* **Given problem**: The records below must be output exactly, without pictures.

● ● ●

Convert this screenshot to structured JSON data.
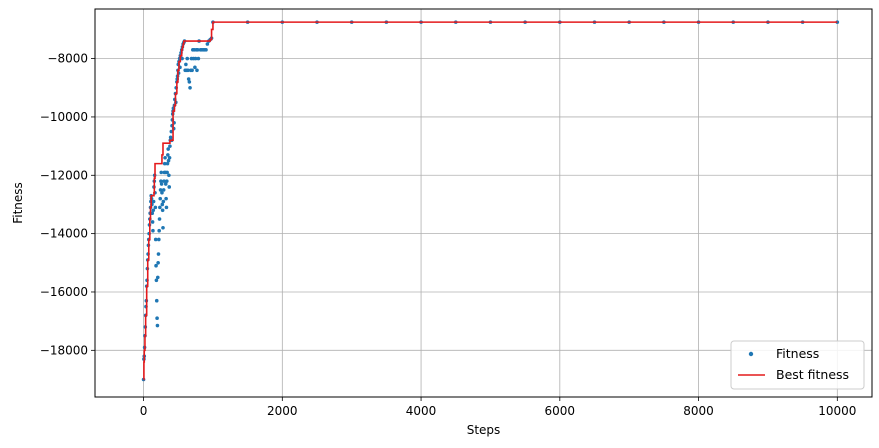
{
  "chart_data": {
    "type": "scatter",
    "title": "",
    "xlabel": "Steps",
    "ylabel": "Fitness",
    "xlim": [
      -700,
      10500
    ],
    "ylim": [
      -19600,
      -6300
    ],
    "xticks": [
      0,
      2000,
      4000,
      6000,
      8000,
      10000
    ],
    "yticks": [
      -18000,
      -16000,
      -14000,
      -12000,
      -10000,
      -8000
    ],
    "grid": true,
    "legend_position": "lower-right",
    "colors": {
      "fitness": "#1f77b4",
      "best": "#e41a1c"
    },
    "series": [
      {
        "name": "Fitness",
        "kind": "scatter",
        "points": [
          [
            0,
            -19000
          ],
          [
            5,
            -18300
          ],
          [
            10,
            -18200
          ],
          [
            15,
            -17900
          ],
          [
            20,
            -17500
          ],
          [
            25,
            -17200
          ],
          [
            30,
            -16800
          ],
          [
            35,
            -16500
          ],
          [
            40,
            -16300
          ],
          [
            45,
            -15800
          ],
          [
            50,
            -15600
          ],
          [
            55,
            -15200
          ],
          [
            60,
            -14900
          ],
          [
            65,
            -14700
          ],
          [
            70,
            -14400
          ],
          [
            75,
            -14200
          ],
          [
            80,
            -14000
          ],
          [
            85,
            -13700
          ],
          [
            90,
            -13500
          ],
          [
            95,
            -13300
          ],
          [
            100,
            -13100
          ],
          [
            105,
            -12900
          ],
          [
            110,
            -12700
          ],
          [
            115,
            -12800
          ],
          [
            120,
            -13000
          ],
          [
            125,
            -13300
          ],
          [
            130,
            -13600
          ],
          [
            135,
            -13900
          ],
          [
            140,
            -13200
          ],
          [
            145,
            -12900
          ],
          [
            150,
            -12400
          ],
          [
            155,
            -12200
          ],
          [
            160,
            -12000
          ],
          [
            165,
            -12600
          ],
          [
            170,
            -13100
          ],
          [
            175,
            -14200
          ],
          [
            180,
            -15100
          ],
          [
            185,
            -15600
          ],
          [
            190,
            -16300
          ],
          [
            195,
            -16900
          ],
          [
            200,
            -17150
          ],
          [
            205,
            -15500
          ],
          [
            210,
            -15000
          ],
          [
            215,
            -14700
          ],
          [
            220,
            -14200
          ],
          [
            225,
            -13900
          ],
          [
            230,
            -13500
          ],
          [
            235,
            -13100
          ],
          [
            240,
            -12800
          ],
          [
            245,
            -12500
          ],
          [
            250,
            -12200
          ],
          [
            255,
            -11900
          ],
          [
            260,
            -12300
          ],
          [
            265,
            -12600
          ],
          [
            270,
            -13000
          ],
          [
            275,
            -13200
          ],
          [
            280,
            -13800
          ],
          [
            285,
            -12900
          ],
          [
            290,
            -12500
          ],
          [
            295,
            -12200
          ],
          [
            300,
            -11900
          ],
          [
            305,
            -11600
          ],
          [
            310,
            -11400
          ],
          [
            315,
            -11900
          ],
          [
            320,
            -12300
          ],
          [
            325,
            -12800
          ],
          [
            330,
            -13100
          ],
          [
            335,
            -12200
          ],
          [
            340,
            -11900
          ],
          [
            345,
            -11600
          ],
          [
            350,
            -11300
          ],
          [
            355,
            -11100
          ],
          [
            360,
            -11500
          ],
          [
            365,
            -12000
          ],
          [
            370,
            -12400
          ],
          [
            375,
            -11400
          ],
          [
            380,
            -11000
          ],
          [
            385,
            -10800
          ],
          [
            390,
            -10700
          ],
          [
            400,
            -10500
          ],
          [
            405,
            -10800
          ],
          [
            410,
            -10300
          ],
          [
            415,
            -10100
          ],
          [
            420,
            -9900
          ],
          [
            425,
            -9800
          ],
          [
            430,
            -9700
          ],
          [
            435,
            -10400
          ],
          [
            440,
            -10200
          ],
          [
            445,
            -9600
          ],
          [
            450,
            -9400
          ],
          [
            460,
            -9200
          ],
          [
            465,
            -9500
          ],
          [
            470,
            -9000
          ],
          [
            480,
            -8800
          ],
          [
            485,
            -8700
          ],
          [
            490,
            -8600
          ],
          [
            495,
            -8400
          ],
          [
            500,
            -8200
          ],
          [
            505,
            -8500
          ],
          [
            510,
            -8100
          ],
          [
            520,
            -8000
          ],
          [
            525,
            -8300
          ],
          [
            530,
            -7900
          ],
          [
            540,
            -7800
          ],
          [
            550,
            -7700
          ],
          [
            555,
            -8000
          ],
          [
            560,
            -7600
          ],
          [
            570,
            -7500
          ],
          [
            580,
            -7450
          ],
          [
            590,
            -7400
          ],
          [
            600,
            -8400
          ],
          [
            610,
            -8200
          ],
          [
            620,
            -8400
          ],
          [
            630,
            -8000
          ],
          [
            640,
            -8400
          ],
          [
            650,
            -8700
          ],
          [
            660,
            -8800
          ],
          [
            670,
            -9000
          ],
          [
            680,
            -8400
          ],
          [
            690,
            -8000
          ],
          [
            700,
            -8400
          ],
          [
            710,
            -7700
          ],
          [
            720,
            -8000
          ],
          [
            730,
            -7700
          ],
          [
            740,
            -8300
          ],
          [
            750,
            -8000
          ],
          [
            760,
            -7700
          ],
          [
            770,
            -8400
          ],
          [
            780,
            -7700
          ],
          [
            790,
            -8000
          ],
          [
            800,
            -7400
          ],
          [
            820,
            -7700
          ],
          [
            840,
            -7700
          ],
          [
            860,
            -7700
          ],
          [
            880,
            -7700
          ],
          [
            900,
            -7700
          ],
          [
            920,
            -7500
          ],
          [
            940,
            -7400
          ],
          [
            960,
            -7350
          ],
          [
            980,
            -7300
          ],
          [
            1000,
            -6750
          ],
          [
            1500,
            -6750
          ],
          [
            2000,
            -6750
          ],
          [
            2500,
            -6750
          ],
          [
            3000,
            -6750
          ],
          [
            3500,
            -6750
          ],
          [
            4000,
            -6750
          ],
          [
            4500,
            -6750
          ],
          [
            5000,
            -6750
          ],
          [
            5500,
            -6750
          ],
          [
            6000,
            -6750
          ],
          [
            6500,
            -6750
          ],
          [
            7000,
            -6750
          ],
          [
            7500,
            -6750
          ],
          [
            8000,
            -6750
          ],
          [
            8500,
            -6750
          ],
          [
            9000,
            -6750
          ],
          [
            9500,
            -6750
          ],
          [
            10000,
            -6750
          ]
        ]
      },
      {
        "name": "Best fitness",
        "kind": "step",
        "points": [
          [
            0,
            -19000
          ],
          [
            5,
            -18400
          ],
          [
            10,
            -18000
          ],
          [
            20,
            -17500
          ],
          [
            30,
            -16800
          ],
          [
            45,
            -15800
          ],
          [
            60,
            -14900
          ],
          [
            75,
            -14200
          ],
          [
            90,
            -13500
          ],
          [
            100,
            -13100
          ],
          [
            110,
            -12700
          ],
          [
            150,
            -12600
          ],
          [
            155,
            -12100
          ],
          [
            165,
            -11600
          ],
          [
            260,
            -11600
          ],
          [
            265,
            -11300
          ],
          [
            280,
            -10900
          ],
          [
            370,
            -10900
          ],
          [
            380,
            -10800
          ],
          [
            420,
            -10800
          ],
          [
            425,
            -9800
          ],
          [
            445,
            -9600
          ],
          [
            460,
            -9200
          ],
          [
            480,
            -8800
          ],
          [
            495,
            -8400
          ],
          [
            510,
            -8100
          ],
          [
            530,
            -7900
          ],
          [
            550,
            -7700
          ],
          [
            560,
            -7600
          ],
          [
            570,
            -7500
          ],
          [
            580,
            -7400
          ],
          [
            800,
            -7400
          ],
          [
            960,
            -7350
          ],
          [
            980,
            -7000
          ],
          [
            1000,
            -6750
          ],
          [
            10000,
            -6750
          ]
        ]
      }
    ]
  }
}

● ● ●

* **Response to the exercise**:
Convert this screenshot to structured JSON data.
{
  "chart_data": {
    "type": "scatter",
    "title": "",
    "xlabel": "Steps",
    "ylabel": "Fitness",
    "xlim": [
      -700,
      10500
    ],
    "ylim": [
      -19600,
      -6300
    ],
    "xticks": [
      0,
      2000,
      4000,
      6000,
      8000,
      10000
    ],
    "yticks": [
      -18000,
      -16000,
      -14000,
      -12000,
      -10000,
      -8000
    ],
    "grid": true,
    "legend_position": "lower-right",
    "colors": {
      "fitness": "#1f77b4",
      "best": "#e41a1c"
    },
    "series": [
      {
        "name": "Fitness",
        "kind": "scatter",
        "points": [
          [
            0,
            -19000
          ],
          [
            5,
            -18300
          ],
          [
            10,
            -18200
          ],
          [
            15,
            -17900
          ],
          [
            20,
            -17500
          ],
          [
            25,
            -17200
          ],
          [
            30,
            -16800
          ],
          [
            35,
            -16500
          ],
          [
            40,
            -16300
          ],
          [
            45,
            -15800
          ],
          [
            50,
            -15600
          ],
          [
            55,
            -15200
          ],
          [
            60,
            -14900
          ],
          [
            65,
            -14700
          ],
          [
            70,
            -14400
          ],
          [
            75,
            -14200
          ],
          [
            80,
            -14000
          ],
          [
            85,
            -13700
          ],
          [
            90,
            -13500
          ],
          [
            95,
            -13300
          ],
          [
            100,
            -13100
          ],
          [
            105,
            -12900
          ],
          [
            110,
            -12700
          ],
          [
            115,
            -12800
          ],
          [
            120,
            -13000
          ],
          [
            125,
            -13300
          ],
          [
            130,
            -13600
          ],
          [
            135,
            -13900
          ],
          [
            140,
            -13200
          ],
          [
            145,
            -12900
          ],
          [
            150,
            -12400
          ],
          [
            155,
            -12200
          ],
          [
            160,
            -12000
          ],
          [
            165,
            -12600
          ],
          [
            170,
            -13100
          ],
          [
            175,
            -14200
          ],
          [
            180,
            -15100
          ],
          [
            185,
            -15600
          ],
          [
            190,
            -16300
          ],
          [
            195,
            -16900
          ],
          [
            200,
            -17150
          ],
          [
            205,
            -15500
          ],
          [
            210,
            -15000
          ],
          [
            215,
            -14700
          ],
          [
            220,
            -14200
          ],
          [
            225,
            -13900
          ],
          [
            230,
            -13500
          ],
          [
            235,
            -13100
          ],
          [
            240,
            -12800
          ],
          [
            245,
            -12500
          ],
          [
            250,
            -12200
          ],
          [
            255,
            -11900
          ],
          [
            260,
            -12300
          ],
          [
            265,
            -12600
          ],
          [
            270,
            -13000
          ],
          [
            275,
            -13200
          ],
          [
            280,
            -13800
          ],
          [
            285,
            -12900
          ],
          [
            290,
            -12500
          ],
          [
            295,
            -12200
          ],
          [
            300,
            -11900
          ],
          [
            305,
            -11600
          ],
          [
            310,
            -11400
          ],
          [
            315,
            -11900
          ],
          [
            320,
            -12300
          ],
          [
            325,
            -12800
          ],
          [
            330,
            -13100
          ],
          [
            335,
            -12200
          ],
          [
            340,
            -11900
          ],
          [
            345,
            -11600
          ],
          [
            350,
            -11300
          ],
          [
            355,
            -11100
          ],
          [
            360,
            -11500
          ],
          [
            365,
            -12000
          ],
          [
            370,
            -12400
          ],
          [
            375,
            -11400
          ],
          [
            380,
            -11000
          ],
          [
            385,
            -10800
          ],
          [
            390,
            -10700
          ],
          [
            400,
            -10500
          ],
          [
            405,
            -10800
          ],
          [
            410,
            -10300
          ],
          [
            415,
            -10100
          ],
          [
            420,
            -9900
          ],
          [
            425,
            -9800
          ],
          [
            430,
            -9700
          ],
          [
            435,
            -10400
          ],
          [
            440,
            -10200
          ],
          [
            445,
            -9600
          ],
          [
            450,
            -9400
          ],
          [
            460,
            -9200
          ],
          [
            465,
            -9500
          ],
          [
            470,
            -9000
          ],
          [
            480,
            -8800
          ],
          [
            485,
            -8700
          ],
          [
            490,
            -8600
          ],
          [
            495,
            -8400
          ],
          [
            500,
            -8200
          ],
          [
            505,
            -8500
          ],
          [
            510,
            -8100
          ],
          [
            520,
            -8000
          ],
          [
            525,
            -8300
          ],
          [
            530,
            -7900
          ],
          [
            540,
            -7800
          ],
          [
            550,
            -7700
          ],
          [
            555,
            -8000
          ],
          [
            560,
            -7600
          ],
          [
            570,
            -7500
          ],
          [
            580,
            -7450
          ],
          [
            590,
            -7400
          ],
          [
            600,
            -8400
          ],
          [
            610,
            -8200
          ],
          [
            620,
            -8400
          ],
          [
            630,
            -8000
          ],
          [
            640,
            -8400
          ],
          [
            650,
            -8700
          ],
          [
            660,
            -8800
          ],
          [
            670,
            -9000
          ],
          [
            680,
            -8400
          ],
          [
            690,
            -8000
          ],
          [
            700,
            -8400
          ],
          [
            710,
            -7700
          ],
          [
            720,
            -8000
          ],
          [
            730,
            -7700
          ],
          [
            740,
            -8300
          ],
          [
            750,
            -8000
          ],
          [
            760,
            -7700
          ],
          [
            770,
            -8400
          ],
          [
            780,
            -7700
          ],
          [
            790,
            -8000
          ],
          [
            800,
            -7400
          ],
          [
            820,
            -7700
          ],
          [
            840,
            -7700
          ],
          [
            860,
            -7700
          ],
          [
            880,
            -7700
          ],
          [
            900,
            -7700
          ],
          [
            920,
            -7500
          ],
          [
            940,
            -7400
          ],
          [
            960,
            -7350
          ],
          [
            980,
            -7300
          ],
          [
            1000,
            -6750
          ],
          [
            1500,
            -6750
          ],
          [
            2000,
            -6750
          ],
          [
            2500,
            -6750
          ],
          [
            3000,
            -6750
          ],
          [
            3500,
            -6750
          ],
          [
            4000,
            -6750
          ],
          [
            4500,
            -6750
          ],
          [
            5000,
            -6750
          ],
          [
            5500,
            -6750
          ],
          [
            6000,
            -6750
          ],
          [
            6500,
            -6750
          ],
          [
            7000,
            -6750
          ],
          [
            7500,
            -6750
          ],
          [
            8000,
            -6750
          ],
          [
            8500,
            -6750
          ],
          [
            9000,
            -6750
          ],
          [
            9500,
            -6750
          ],
          [
            10000,
            -6750
          ]
        ]
      },
      {
        "name": "Best fitness",
        "kind": "step",
        "points": [
          [
            0,
            -19000
          ],
          [
            5,
            -18400
          ],
          [
            10,
            -18000
          ],
          [
            20,
            -17500
          ],
          [
            30,
            -16800
          ],
          [
            45,
            -15800
          ],
          [
            60,
            -14900
          ],
          [
            75,
            -14200
          ],
          [
            90,
            -13500
          ],
          [
            100,
            -13100
          ],
          [
            110,
            -12700
          ],
          [
            150,
            -12600
          ],
          [
            155,
            -12100
          ],
          [
            165,
            -11600
          ],
          [
            260,
            -11600
          ],
          [
            265,
            -11300
          ],
          [
            280,
            -10900
          ],
          [
            370,
            -10900
          ],
          [
            380,
            -10800
          ],
          [
            420,
            -10800
          ],
          [
            425,
            -9800
          ],
          [
            445,
            -9600
          ],
          [
            460,
            -9200
          ],
          [
            480,
            -8800
          ],
          [
            495,
            -8400
          ],
          [
            510,
            -8100
          ],
          [
            530,
            -7900
          ],
          [
            550,
            -7700
          ],
          [
            560,
            -7600
          ],
          [
            570,
            -7500
          ],
          [
            580,
            -7400
          ],
          [
            800,
            -7400
          ],
          [
            960,
            -7350
          ],
          [
            980,
            -7000
          ],
          [
            1000,
            -6750
          ],
          [
            10000,
            -6750
          ]
        ]
      }
    ]
  }
}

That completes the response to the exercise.